*REQUESTS*
(a) Which replies from the date does the blog post about a third date quote in quotation marks? List all of them.
(b) In the blog post about a third date, where does the date finally say he lives?
(c) Reproduce verbatim the part of the blog post about a third date from "This date was" up to and including "the right foot.".

*EXCERPTED PASSAGE*
____

Tuesday, October 13, 2009

Date Number 3

This date was far more normal than the first two. In fact, he was so normal it made me nervous that I wasn't quite as normal as he was. Well, he also didn't start things off on the right foot.

He asked me on a coffee date. NOTE: this is probably the least-threatening offer ever. Good move, guy. So I asked him where he lived, for the purpose of picking a coffee shop location. The response?
"NYC, silly. LOL"
...clearly
So I tried again: I asked if he had a favorite neighborhood.
"Not really. All I know is some are gayer than others. LOL"
...NOTE: I'm not LOL-ing. In fact, I'm a little offended. And, we are now on Fail 2. So I try one last time. I tell him I'm coming from the Upper West, but need to be in the Lower East later, so if he wants to choose somewhere in there...
"Whatever you want"
MAKE A DECISION FOR THE LOVE OF PUPPIES!
After this final Fail (Fail 3) I choose a spot in the LES. He arrives a little bit earlier than me, so I find him waiting outside and we start talking about his job in Brooklyn. I ask if he lives out in Brooklyn. He says no. I ask if it's Manhattan. He says no. I kind of smile and take a sip of my coffee, realizing that maybe he doesn't want me to know where he lives, when he finally says that he hails from the Upper Bronx.
Fail 4: Should have just agreed to meeting in the Upper West.

He's a soft-speaker, which immediately makes me nervous, so I attempt to avoid the possibility of not hearing him by doing all of the talking. He doesn't mind my rambling (I blame it on the caffeine, just in case), but eventually gets a few words in here or there. He tells me about work, about his family, and about the Dominican Republic. Finally, he asks me to tell him a secret. I reply with a tight smile and tell him I don't have secrets. He tells me that of course I do. NOTE: I hate this question. I don't think there is any conceivable question I hate more than this one. If it's a secret, it's probably a secret for a good reason, so why in all the world would I tell a complete stranger? So he tells me that he has a secret: that his sister is pregnant. I'm not sure how to react to this, but he assures me that she is happy about the pregnancy (and happily married). So I ask him when she's going to tell their mother. He says she already did. It occurs to me at this point that his secret isn't actually a secret. Curious.

So we're talking and one of my favorite songs starts playing. I stop mid-sentence to acknowledge this fact and enjoy it a bit. I dive into a conversation about how great Pandora is because it makes a personalized radio station. My date replies "Oh, so you're artistic."

____

*GIVEN INFORMATION*

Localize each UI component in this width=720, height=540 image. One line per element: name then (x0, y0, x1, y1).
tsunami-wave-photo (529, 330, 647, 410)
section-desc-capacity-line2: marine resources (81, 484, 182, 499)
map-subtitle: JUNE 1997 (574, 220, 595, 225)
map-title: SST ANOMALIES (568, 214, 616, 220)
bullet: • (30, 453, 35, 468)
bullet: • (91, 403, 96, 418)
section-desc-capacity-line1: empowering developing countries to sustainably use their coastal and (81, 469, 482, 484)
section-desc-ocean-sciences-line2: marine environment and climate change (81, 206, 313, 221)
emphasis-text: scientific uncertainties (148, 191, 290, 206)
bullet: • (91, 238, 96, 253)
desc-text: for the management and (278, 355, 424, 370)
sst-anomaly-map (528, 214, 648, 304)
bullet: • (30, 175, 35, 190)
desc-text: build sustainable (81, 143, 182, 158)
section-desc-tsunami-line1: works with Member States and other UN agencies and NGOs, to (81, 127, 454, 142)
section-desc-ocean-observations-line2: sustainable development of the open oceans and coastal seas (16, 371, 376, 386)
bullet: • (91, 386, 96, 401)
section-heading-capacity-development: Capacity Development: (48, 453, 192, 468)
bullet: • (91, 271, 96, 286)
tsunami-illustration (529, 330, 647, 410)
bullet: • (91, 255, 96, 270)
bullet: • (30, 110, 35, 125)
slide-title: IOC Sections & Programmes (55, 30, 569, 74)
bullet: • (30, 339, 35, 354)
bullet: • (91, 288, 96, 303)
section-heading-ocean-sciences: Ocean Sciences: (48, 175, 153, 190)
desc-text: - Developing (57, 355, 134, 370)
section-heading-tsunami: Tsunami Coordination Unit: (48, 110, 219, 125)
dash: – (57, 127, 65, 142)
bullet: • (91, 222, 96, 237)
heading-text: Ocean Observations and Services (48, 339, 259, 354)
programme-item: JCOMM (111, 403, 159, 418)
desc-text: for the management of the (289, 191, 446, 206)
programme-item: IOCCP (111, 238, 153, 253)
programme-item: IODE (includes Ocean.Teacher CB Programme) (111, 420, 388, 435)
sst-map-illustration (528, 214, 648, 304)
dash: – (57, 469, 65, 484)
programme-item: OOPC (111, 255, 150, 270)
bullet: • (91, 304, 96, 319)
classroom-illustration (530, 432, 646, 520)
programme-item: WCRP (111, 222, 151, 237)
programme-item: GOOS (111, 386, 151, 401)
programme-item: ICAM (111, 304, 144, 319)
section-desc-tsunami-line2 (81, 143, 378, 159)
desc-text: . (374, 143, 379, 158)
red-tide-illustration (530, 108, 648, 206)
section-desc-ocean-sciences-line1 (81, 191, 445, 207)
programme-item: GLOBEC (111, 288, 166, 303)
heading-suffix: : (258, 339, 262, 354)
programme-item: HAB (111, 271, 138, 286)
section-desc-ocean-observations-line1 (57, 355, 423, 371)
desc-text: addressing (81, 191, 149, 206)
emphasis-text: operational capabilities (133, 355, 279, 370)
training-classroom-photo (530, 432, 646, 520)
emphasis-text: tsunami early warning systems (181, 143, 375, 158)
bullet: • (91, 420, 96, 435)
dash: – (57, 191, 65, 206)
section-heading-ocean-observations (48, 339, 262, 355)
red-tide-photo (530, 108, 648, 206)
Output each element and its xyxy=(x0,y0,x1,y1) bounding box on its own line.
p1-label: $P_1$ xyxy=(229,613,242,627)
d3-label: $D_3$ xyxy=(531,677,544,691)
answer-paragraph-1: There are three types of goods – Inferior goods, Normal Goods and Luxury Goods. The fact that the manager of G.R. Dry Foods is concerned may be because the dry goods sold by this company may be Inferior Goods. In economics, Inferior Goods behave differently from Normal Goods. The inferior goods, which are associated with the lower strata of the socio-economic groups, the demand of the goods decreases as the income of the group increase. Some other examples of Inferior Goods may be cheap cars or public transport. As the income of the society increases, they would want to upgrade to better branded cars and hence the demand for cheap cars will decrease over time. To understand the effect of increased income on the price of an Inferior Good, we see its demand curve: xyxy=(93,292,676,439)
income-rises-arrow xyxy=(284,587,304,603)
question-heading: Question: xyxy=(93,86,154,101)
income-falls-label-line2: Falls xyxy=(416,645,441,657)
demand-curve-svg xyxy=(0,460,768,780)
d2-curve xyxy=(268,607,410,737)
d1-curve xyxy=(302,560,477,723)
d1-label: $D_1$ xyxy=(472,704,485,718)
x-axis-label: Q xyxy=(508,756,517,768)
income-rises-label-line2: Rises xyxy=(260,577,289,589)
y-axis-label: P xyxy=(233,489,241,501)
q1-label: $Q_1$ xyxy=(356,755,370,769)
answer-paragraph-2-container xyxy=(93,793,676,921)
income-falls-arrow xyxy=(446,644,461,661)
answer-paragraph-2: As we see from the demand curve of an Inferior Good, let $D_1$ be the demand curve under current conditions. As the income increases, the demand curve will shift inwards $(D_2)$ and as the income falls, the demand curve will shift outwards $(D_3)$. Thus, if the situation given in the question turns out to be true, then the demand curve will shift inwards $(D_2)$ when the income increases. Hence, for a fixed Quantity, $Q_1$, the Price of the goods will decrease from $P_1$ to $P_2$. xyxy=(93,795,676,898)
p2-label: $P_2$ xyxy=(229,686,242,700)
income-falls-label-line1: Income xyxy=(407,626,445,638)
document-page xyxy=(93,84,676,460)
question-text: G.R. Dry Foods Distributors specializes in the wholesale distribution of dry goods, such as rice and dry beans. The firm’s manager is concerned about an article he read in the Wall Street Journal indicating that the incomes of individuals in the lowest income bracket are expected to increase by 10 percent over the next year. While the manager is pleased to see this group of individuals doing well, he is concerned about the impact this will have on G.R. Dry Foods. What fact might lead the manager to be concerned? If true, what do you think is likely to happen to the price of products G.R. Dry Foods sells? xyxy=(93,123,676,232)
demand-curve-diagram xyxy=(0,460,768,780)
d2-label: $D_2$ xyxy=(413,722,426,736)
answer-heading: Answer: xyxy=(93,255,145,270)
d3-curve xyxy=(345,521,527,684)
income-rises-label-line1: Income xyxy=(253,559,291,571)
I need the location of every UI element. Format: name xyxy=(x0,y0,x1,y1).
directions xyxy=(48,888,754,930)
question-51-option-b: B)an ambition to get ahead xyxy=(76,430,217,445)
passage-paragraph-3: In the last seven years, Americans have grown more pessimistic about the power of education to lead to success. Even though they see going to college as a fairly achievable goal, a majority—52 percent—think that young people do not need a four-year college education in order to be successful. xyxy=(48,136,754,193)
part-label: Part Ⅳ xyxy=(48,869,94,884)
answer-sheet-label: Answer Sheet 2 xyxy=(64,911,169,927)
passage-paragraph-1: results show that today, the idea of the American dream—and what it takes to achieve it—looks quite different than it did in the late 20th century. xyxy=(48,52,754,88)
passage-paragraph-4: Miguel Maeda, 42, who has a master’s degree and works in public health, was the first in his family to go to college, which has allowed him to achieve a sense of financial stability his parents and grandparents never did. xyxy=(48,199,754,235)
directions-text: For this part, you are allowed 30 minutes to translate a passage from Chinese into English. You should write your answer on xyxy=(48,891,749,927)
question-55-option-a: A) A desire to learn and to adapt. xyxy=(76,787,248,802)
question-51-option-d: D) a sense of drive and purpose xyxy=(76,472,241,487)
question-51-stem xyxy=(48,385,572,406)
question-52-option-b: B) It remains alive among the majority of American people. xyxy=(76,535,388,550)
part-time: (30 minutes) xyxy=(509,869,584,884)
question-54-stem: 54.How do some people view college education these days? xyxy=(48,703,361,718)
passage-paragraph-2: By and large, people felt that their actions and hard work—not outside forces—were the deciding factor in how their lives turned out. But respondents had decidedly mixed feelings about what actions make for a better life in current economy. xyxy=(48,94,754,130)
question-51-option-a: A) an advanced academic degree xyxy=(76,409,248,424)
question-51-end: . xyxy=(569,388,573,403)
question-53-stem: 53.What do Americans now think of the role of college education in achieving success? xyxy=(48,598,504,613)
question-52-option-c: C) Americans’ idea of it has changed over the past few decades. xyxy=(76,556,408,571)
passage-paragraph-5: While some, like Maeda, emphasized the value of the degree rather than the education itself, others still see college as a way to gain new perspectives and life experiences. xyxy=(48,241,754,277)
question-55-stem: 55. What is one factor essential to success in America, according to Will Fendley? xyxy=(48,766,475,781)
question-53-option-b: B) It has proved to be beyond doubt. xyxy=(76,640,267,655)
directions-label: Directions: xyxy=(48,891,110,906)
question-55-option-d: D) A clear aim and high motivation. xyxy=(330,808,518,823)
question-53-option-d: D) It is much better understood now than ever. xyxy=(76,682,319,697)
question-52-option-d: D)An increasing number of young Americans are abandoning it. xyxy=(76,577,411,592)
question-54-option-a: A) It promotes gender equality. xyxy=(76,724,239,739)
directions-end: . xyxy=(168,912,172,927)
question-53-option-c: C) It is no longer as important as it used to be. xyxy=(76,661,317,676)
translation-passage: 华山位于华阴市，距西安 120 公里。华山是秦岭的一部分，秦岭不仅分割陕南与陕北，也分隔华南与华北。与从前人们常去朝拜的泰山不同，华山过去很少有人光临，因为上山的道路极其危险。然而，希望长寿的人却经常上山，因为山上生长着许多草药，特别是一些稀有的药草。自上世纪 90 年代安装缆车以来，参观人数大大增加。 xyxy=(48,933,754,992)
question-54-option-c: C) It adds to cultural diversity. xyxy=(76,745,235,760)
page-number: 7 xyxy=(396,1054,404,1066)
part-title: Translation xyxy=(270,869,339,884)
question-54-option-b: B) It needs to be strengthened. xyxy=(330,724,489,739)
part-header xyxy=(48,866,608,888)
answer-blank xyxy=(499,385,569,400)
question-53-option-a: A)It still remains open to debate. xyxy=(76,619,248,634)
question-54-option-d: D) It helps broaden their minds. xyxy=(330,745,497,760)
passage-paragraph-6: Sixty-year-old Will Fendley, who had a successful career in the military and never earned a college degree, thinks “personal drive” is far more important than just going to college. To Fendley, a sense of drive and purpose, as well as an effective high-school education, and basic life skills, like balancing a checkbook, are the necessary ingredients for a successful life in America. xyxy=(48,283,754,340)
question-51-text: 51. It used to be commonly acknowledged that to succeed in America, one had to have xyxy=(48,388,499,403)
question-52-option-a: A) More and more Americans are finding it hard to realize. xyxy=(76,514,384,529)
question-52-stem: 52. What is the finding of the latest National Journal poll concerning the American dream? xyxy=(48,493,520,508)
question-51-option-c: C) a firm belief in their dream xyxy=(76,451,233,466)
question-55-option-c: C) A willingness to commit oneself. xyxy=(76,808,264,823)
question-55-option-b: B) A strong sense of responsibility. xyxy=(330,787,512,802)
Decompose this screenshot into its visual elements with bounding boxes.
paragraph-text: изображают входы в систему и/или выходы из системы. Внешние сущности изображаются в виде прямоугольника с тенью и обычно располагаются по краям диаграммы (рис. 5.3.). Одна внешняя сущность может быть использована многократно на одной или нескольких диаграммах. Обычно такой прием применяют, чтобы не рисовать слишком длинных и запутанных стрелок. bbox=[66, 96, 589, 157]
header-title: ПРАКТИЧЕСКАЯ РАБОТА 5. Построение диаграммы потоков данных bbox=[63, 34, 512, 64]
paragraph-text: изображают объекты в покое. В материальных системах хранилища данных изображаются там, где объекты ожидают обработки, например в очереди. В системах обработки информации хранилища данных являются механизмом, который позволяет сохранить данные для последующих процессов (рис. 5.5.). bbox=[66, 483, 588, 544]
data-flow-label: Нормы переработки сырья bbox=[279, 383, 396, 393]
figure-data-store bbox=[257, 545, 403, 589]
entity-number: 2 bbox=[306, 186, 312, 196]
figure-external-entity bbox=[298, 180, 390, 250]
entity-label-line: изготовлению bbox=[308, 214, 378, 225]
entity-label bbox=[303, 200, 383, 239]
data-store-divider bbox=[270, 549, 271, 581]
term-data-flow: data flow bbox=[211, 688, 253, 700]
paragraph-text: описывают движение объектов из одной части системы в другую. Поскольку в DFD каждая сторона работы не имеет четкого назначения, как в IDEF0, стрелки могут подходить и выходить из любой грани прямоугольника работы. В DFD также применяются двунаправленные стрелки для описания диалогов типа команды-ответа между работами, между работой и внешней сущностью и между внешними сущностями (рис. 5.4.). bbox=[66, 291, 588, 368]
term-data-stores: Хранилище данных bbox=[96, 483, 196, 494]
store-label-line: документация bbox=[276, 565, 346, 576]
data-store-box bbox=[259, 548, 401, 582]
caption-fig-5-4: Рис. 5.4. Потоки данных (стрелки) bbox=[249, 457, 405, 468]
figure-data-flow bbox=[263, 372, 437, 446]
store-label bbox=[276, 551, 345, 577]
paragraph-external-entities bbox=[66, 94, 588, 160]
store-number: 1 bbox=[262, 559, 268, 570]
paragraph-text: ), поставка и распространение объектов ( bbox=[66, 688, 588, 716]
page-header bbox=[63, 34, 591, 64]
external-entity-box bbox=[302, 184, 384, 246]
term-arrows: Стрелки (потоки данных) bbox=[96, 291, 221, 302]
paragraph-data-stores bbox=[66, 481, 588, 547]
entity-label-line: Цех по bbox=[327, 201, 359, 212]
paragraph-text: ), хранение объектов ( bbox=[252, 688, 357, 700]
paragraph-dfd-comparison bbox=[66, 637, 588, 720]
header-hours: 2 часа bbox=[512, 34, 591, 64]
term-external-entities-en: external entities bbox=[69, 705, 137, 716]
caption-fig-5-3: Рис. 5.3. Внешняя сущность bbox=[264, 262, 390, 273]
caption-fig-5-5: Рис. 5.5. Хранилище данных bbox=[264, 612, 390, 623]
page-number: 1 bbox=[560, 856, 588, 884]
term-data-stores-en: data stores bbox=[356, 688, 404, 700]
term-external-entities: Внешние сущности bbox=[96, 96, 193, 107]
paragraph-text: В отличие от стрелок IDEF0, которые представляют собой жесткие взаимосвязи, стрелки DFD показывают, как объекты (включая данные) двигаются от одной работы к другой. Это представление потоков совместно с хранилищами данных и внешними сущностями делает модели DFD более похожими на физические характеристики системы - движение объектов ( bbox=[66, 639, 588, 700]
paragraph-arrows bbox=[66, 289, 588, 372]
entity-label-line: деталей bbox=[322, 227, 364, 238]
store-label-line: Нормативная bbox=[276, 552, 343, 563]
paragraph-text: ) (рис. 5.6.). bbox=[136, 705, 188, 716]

____

*SOLUTION LIST*
(a)
- "NYC, silly. LOL"
- "Not really. All I know is some are gayer than others. LOL"
- "Whatever you want"
- "Oh, so you're artistic."

(b) The Upper Bronx.

(c)
This date was far more normal than the first two. In fact, he was so normal it made me nervous that I wasn't quite as normal as he was. Well, he also didn't start things off on the right foot.